▸ **Short problem**
Quote all entries exactly, leaving pictures aside.

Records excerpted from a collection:
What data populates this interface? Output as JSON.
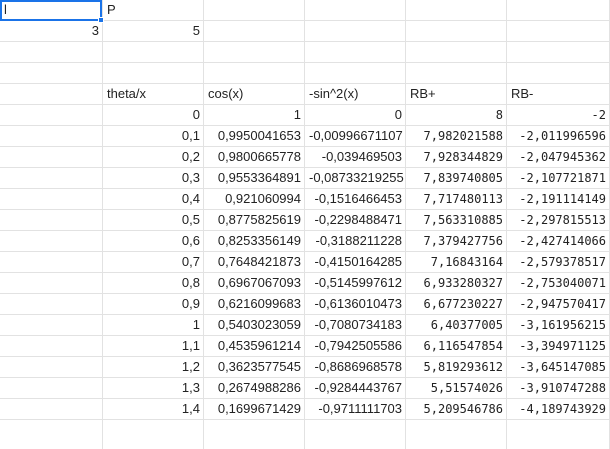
{
  "top": {
    "a1": "l",
    "b1": "P",
    "a2": "3",
    "b2": "5"
  },
  "headers": [
    "theta/x",
    "cos(x)",
    "-sin^2(x)",
    "RB+",
    "RB-"
  ],
  "rows": [
    [
      "0",
      "1",
      "0",
      "8",
      "-2"
    ],
    [
      "0,1",
      "0,9950041653",
      "-0,00996671107",
      "7,982021588",
      "-2,011996596"
    ],
    [
      "0,2",
      "0,9800665778",
      "-0,039469503",
      "7,928344829",
      "-2,047945362"
    ],
    [
      "0,3",
      "0,9553364891",
      "-0,08733219255",
      "7,839740805",
      "-2,107721871"
    ],
    [
      "0,4",
      "0,921060994",
      "-0,1516466453",
      "7,717480113",
      "-2,191114149"
    ],
    [
      "0,5",
      "0,8775825619",
      "-0,2298488471",
      "7,563310885",
      "-2,297815513"
    ],
    [
      "0,6",
      "0,8253356149",
      "-0,3188211228",
      "7,379427756",
      "-2,427414066"
    ],
    [
      "0,7",
      "0,7648421873",
      "-0,4150164285",
      "7,16843164",
      "-2,579378517"
    ],
    [
      "0,8",
      "0,6967067093",
      "-0,5145997612",
      "6,933280327",
      "-2,753040071"
    ],
    [
      "0,9",
      "0,6216099683",
      "-0,6136010473",
      "6,677230227",
      "-2,947570417"
    ],
    [
      "1",
      "0,5403023059",
      "-0,7080734183",
      "6,40377005",
      "-3,161956215"
    ],
    [
      "1,1",
      "0,4535961214",
      "-0,7942505586",
      "6,116547854",
      "-3,394971125"
    ],
    [
      "1,2",
      "0,3623577545",
      "-0,8686968578",
      "5,819293612",
      "-3,645147085"
    ],
    [
      "1,3",
      "0,2674988286",
      "-0,9284443767",
      "5,51574026",
      "-3,910747288"
    ],
    [
      "1,4",
      "0,1699671429",
      "-0,9711111703",
      "5,209546786",
      "-4,189743929"
    ]
  ]
}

▸ **Exercise solution**
What data populates this interface? Output as JSON.
{
  "top": {
    "a1": "l",
    "b1": "P",
    "a2": "3",
    "b2": "5"
  },
  "headers": [
    "theta/x",
    "cos(x)",
    "-sin^2(x)",
    "RB+",
    "RB-"
  ],
  "rows": [
    [
      "0",
      "1",
      "0",
      "8",
      "-2"
    ],
    [
      "0,1",
      "0,9950041653",
      "-0,00996671107",
      "7,982021588",
      "-2,011996596"
    ],
    [
      "0,2",
      "0,9800665778",
      "-0,039469503",
      "7,928344829",
      "-2,047945362"
    ],
    [
      "0,3",
      "0,9553364891",
      "-0,08733219255",
      "7,839740805",
      "-2,107721871"
    ],
    [
      "0,4",
      "0,921060994",
      "-0,1516466453",
      "7,717480113",
      "-2,191114149"
    ],
    [
      "0,5",
      "0,8775825619",
      "-0,2298488471",
      "7,563310885",
      "-2,297815513"
    ],
    [
      "0,6",
      "0,8253356149",
      "-0,3188211228",
      "7,379427756",
      "-2,427414066"
    ],
    [
      "0,7",
      "0,7648421873",
      "-0,4150164285",
      "7,16843164",
      "-2,579378517"
    ],
    [
      "0,8",
      "0,6967067093",
      "-0,5145997612",
      "6,933280327",
      "-2,753040071"
    ],
    [
      "0,9",
      "0,6216099683",
      "-0,6136010473",
      "6,677230227",
      "-2,947570417"
    ],
    [
      "1",
      "0,5403023059",
      "-0,7080734183",
      "6,40377005",
      "-3,161956215"
    ],
    [
      "1,1",
      "0,4535961214",
      "-0,7942505586",
      "6,116547854",
      "-3,394971125"
    ],
    [
      "1,2",
      "0,3623577545",
      "-0,8686968578",
      "5,819293612",
      "-3,645147085"
    ],
    [
      "1,3",
      "0,2674988286",
      "-0,9284443767",
      "5,51574026",
      "-3,910747288"
    ],
    [
      "1,4",
      "0,1699671429",
      "-0,9711111703",
      "5,209546786",
      "-4,189743929"
    ]
  ]
}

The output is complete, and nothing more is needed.